— The request —
Find every line of the listing below where "соответствии" appears, and copy it.

— Given data —
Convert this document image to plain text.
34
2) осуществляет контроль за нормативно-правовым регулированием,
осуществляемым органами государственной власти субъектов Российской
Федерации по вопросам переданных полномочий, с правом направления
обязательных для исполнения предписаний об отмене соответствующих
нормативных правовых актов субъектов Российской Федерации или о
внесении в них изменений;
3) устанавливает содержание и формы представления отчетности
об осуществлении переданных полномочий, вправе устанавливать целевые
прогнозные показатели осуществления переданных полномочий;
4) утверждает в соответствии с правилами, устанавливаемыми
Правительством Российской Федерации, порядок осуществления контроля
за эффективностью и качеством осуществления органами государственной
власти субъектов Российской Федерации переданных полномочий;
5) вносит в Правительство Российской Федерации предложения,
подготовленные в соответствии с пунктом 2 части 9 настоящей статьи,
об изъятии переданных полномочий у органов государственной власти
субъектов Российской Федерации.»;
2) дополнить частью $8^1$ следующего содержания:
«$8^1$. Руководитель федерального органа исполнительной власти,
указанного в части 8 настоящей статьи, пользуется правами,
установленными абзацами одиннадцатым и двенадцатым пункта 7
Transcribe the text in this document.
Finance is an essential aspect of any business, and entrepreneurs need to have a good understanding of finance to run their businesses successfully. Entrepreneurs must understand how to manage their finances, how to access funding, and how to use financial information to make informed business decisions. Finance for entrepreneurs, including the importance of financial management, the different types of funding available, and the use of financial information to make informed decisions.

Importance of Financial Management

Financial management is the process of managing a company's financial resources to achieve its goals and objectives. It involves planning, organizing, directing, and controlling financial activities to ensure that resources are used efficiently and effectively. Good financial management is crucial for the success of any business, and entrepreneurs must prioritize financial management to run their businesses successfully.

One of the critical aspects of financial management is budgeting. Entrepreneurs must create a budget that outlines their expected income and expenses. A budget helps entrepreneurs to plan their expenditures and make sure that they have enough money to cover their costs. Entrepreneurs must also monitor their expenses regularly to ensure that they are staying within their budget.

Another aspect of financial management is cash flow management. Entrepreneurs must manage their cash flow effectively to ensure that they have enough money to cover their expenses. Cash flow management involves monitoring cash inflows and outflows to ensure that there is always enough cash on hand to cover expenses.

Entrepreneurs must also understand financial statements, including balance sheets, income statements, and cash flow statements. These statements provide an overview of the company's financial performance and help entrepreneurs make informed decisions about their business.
==
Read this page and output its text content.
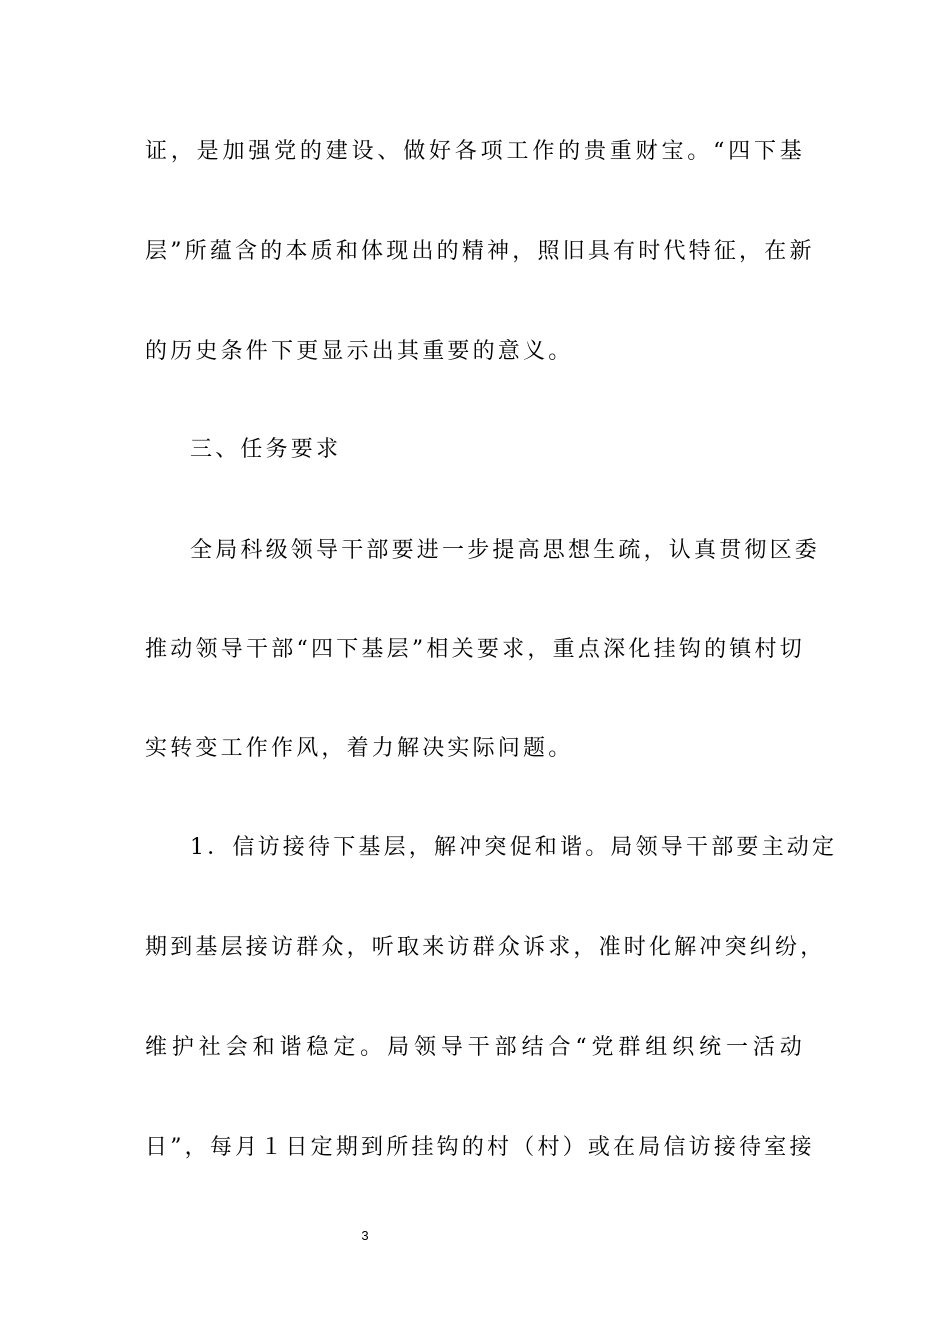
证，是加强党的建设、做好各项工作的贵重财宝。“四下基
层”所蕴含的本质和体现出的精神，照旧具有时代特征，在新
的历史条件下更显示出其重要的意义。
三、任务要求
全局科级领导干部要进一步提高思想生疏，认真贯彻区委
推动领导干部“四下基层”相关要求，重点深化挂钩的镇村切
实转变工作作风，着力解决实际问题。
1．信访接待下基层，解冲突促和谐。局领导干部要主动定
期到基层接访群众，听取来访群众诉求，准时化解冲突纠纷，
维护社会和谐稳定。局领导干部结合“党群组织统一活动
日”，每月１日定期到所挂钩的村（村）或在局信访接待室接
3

— Result for this exercise —
4) утверждает в соответствии с правилами, устанавливаемыми
подготовленные в соответствии с пунктом 2 части 9 настоящей статьи,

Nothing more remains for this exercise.